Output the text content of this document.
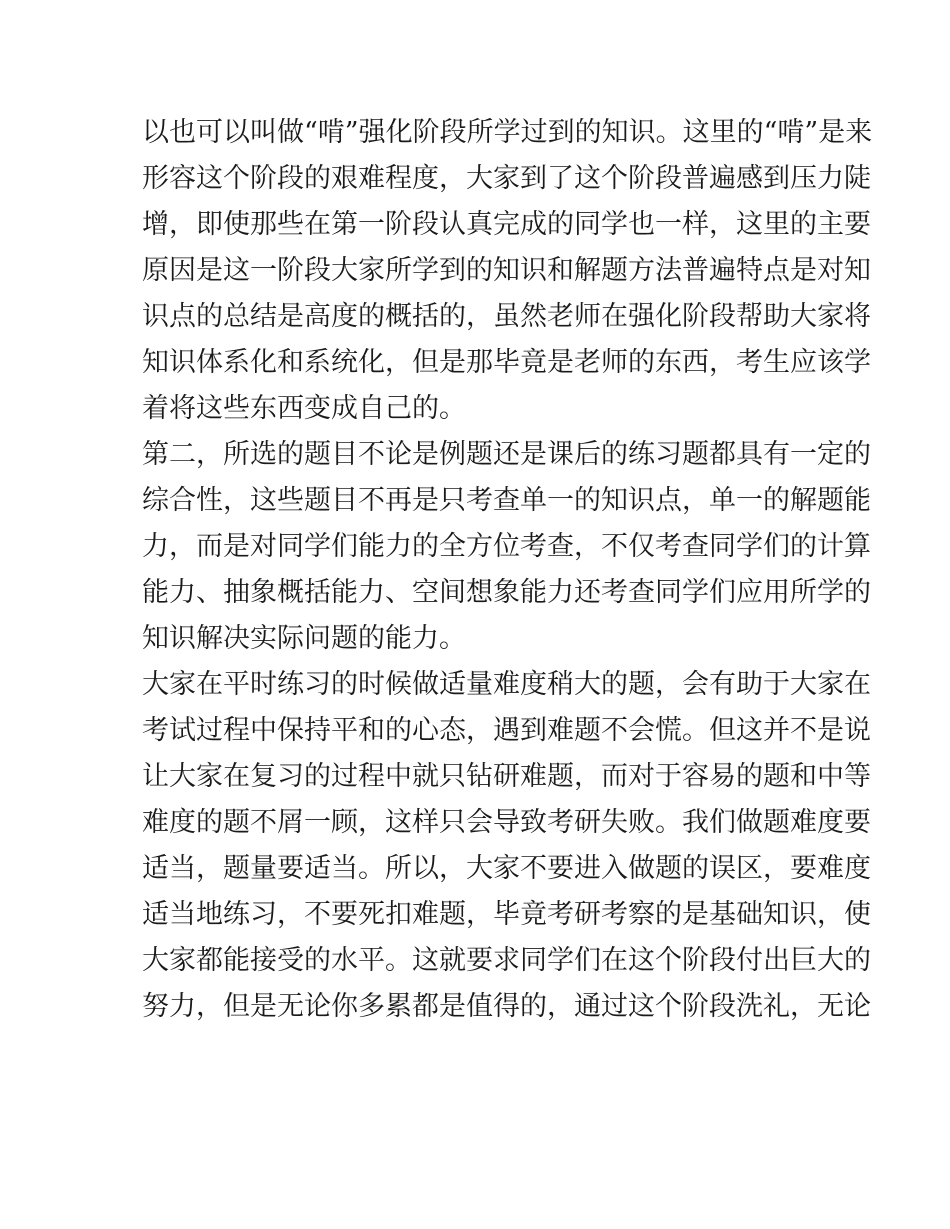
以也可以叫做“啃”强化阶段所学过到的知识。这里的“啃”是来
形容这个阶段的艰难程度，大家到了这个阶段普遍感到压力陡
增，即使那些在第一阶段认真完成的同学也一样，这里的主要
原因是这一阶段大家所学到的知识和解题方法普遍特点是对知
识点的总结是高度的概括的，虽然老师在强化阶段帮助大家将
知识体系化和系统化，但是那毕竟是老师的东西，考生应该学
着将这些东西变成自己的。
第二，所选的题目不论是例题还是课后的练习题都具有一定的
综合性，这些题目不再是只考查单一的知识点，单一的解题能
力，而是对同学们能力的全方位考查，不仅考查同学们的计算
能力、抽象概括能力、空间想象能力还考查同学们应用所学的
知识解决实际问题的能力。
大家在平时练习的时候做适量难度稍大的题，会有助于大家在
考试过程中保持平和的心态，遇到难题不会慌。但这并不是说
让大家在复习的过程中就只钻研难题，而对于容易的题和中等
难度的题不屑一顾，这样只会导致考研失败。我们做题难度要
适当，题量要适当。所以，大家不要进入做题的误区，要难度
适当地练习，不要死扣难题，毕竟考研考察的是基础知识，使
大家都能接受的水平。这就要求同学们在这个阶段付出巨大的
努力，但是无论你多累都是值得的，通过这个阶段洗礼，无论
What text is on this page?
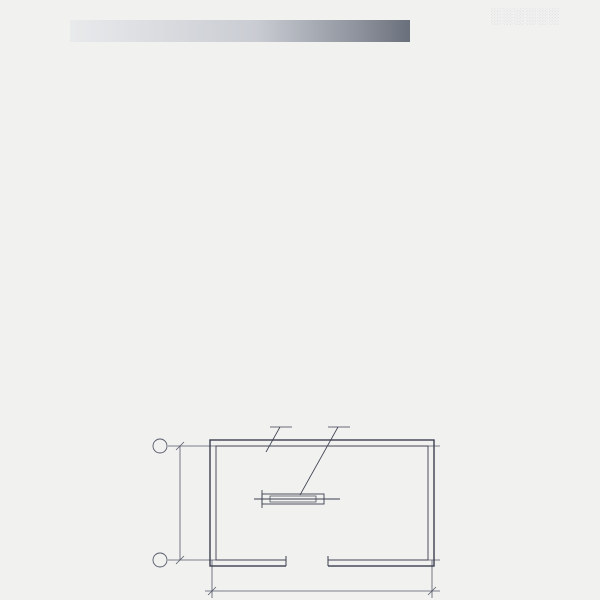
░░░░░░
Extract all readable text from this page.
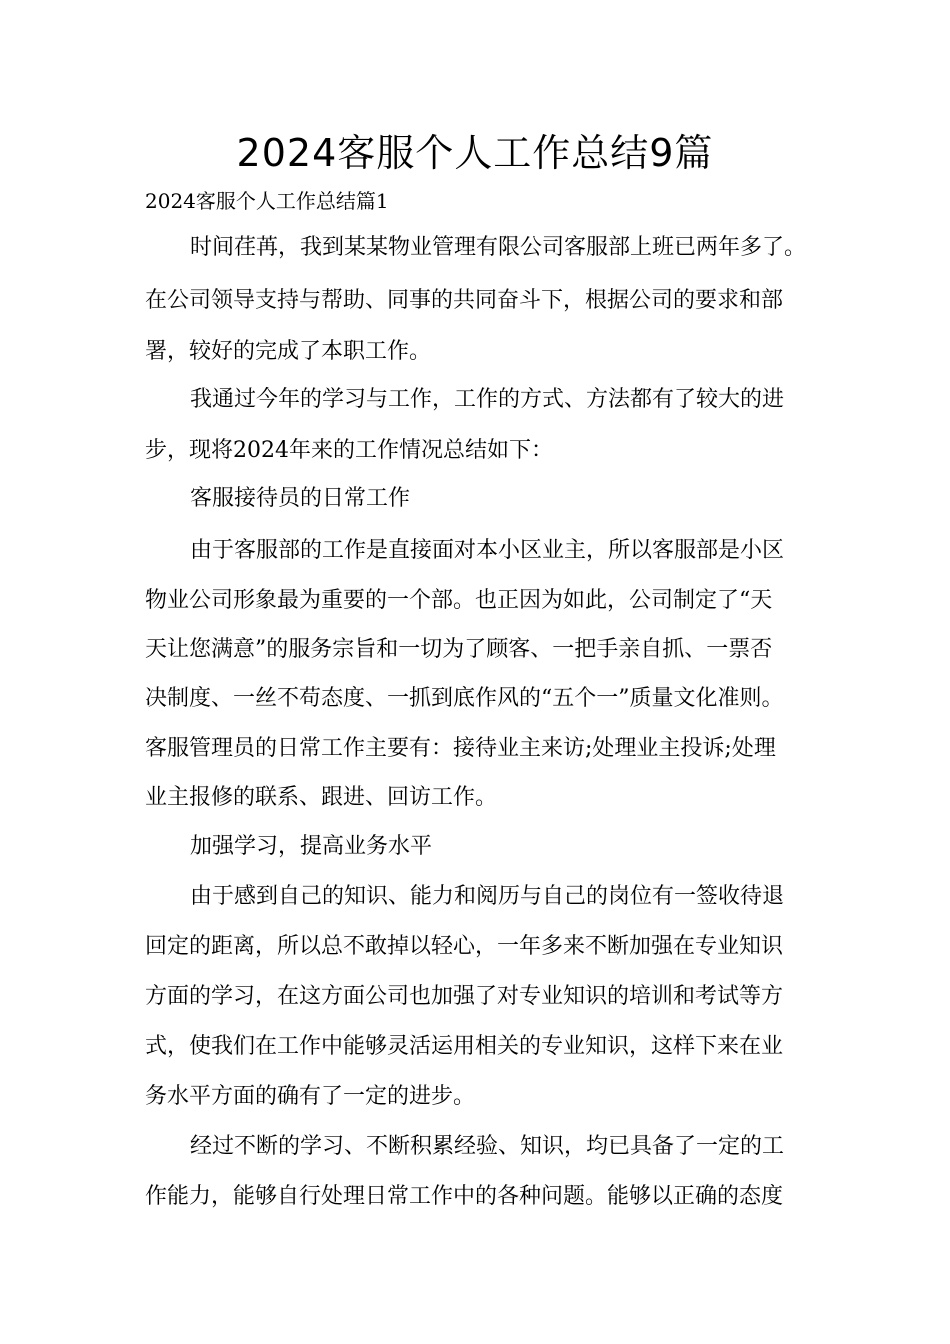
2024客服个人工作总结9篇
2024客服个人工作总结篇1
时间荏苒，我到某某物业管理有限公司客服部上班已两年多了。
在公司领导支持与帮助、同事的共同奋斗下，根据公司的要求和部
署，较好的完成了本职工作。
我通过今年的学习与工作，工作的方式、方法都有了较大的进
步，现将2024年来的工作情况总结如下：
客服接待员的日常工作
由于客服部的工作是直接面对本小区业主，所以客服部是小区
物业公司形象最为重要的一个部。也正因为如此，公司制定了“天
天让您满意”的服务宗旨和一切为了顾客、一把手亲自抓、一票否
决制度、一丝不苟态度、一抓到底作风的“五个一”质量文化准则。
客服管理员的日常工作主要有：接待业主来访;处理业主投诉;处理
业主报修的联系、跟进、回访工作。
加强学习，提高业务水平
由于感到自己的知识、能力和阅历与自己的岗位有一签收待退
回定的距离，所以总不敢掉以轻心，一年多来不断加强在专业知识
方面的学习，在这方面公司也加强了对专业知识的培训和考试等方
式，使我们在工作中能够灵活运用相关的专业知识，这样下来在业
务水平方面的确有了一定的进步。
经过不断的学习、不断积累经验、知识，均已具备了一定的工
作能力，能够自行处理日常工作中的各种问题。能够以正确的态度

_WHAT TO DO_
Pictures in the records should not appear in your copy, but everything else must be transcribed exactly.

_ANSWER TO THE EXERCISE_
Output the text content of this document.
以也可以叫做“啃”强化阶段所学过到的知识。这里的“啃”是来
形容这个阶段的艰难程度，大家到了这个阶段普遍感到压力陡
增，即使那些在第一阶段认真完成的同学也一样，这里的主要
原因是这一阶段大家所学到的知识和解题方法普遍特点是对知
识点的总结是高度的概括的，虽然老师在强化阶段帮助大家将
知识体系化和系统化，但是那毕竟是老师的东西，考生应该学
着将这些东西变成自己的。
第二，所选的题目不论是例题还是课后的练习题都具有一定的
综合性，这些题目不再是只考查单一的知识点，单一的解题能
力，而是对同学们能力的全方位考查，不仅考查同学们的计算
能力、抽象概括能力、空间想象能力还考查同学们应用所学的
知识解决实际问题的能力。
大家在平时练习的时候做适量难度稍大的题，会有助于大家在
考试过程中保持平和的心态，遇到难题不会慌。但这并不是说
让大家在复习的过程中就只钻研难题，而对于容易的题和中等
难度的题不屑一顾，这样只会导致考研失败。我们做题难度要
适当，题量要适当。所以，大家不要进入做题的误区，要难度
适当地练习，不要死扣难题，毕竟考研考察的是基础知识，使
大家都能接受的水平。这就要求同学们在这个阶段付出巨大的
努力，但是无论你多累都是值得的，通过这个阶段洗礼，无论
What text is on this page?
░░░░░░
Extract all readable text from this page.
2024客服个人工作总结9篇
2024客服个人工作总结篇1
时间荏苒，我到某某物业管理有限公司客服部上班已两年多了。
在公司领导支持与帮助、同事的共同奋斗下，根据公司的要求和部
署，较好的完成了本职工作。
我通过今年的学习与工作，工作的方式、方法都有了较大的进
步，现将2024年来的工作情况总结如下：
客服接待员的日常工作
由于客服部的工作是直接面对本小区业主，所以客服部是小区
物业公司形象最为重要的一个部。也正因为如此，公司制定了“天
天让您满意”的服务宗旨和一切为了顾客、一把手亲自抓、一票否
决制度、一丝不苟态度、一抓到底作风的“五个一”质量文化准则。
客服管理员的日常工作主要有：接待业主来访;处理业主投诉;处理
业主报修的联系、跟进、回访工作。
加强学习，提高业务水平
由于感到自己的知识、能力和阅历与自己的岗位有一签收待退
回定的距离，所以总不敢掉以轻心，一年多来不断加强在专业知识
方面的学习，在这方面公司也加强了对专业知识的培训和考试等方
式，使我们在工作中能够灵活运用相关的专业知识，这样下来在业
务水平方面的确有了一定的进步。
经过不断的学习、不断积累经验、知识，均已具备了一定的工
作能力，能够自行处理日常工作中的各种问题。能够以正确的态度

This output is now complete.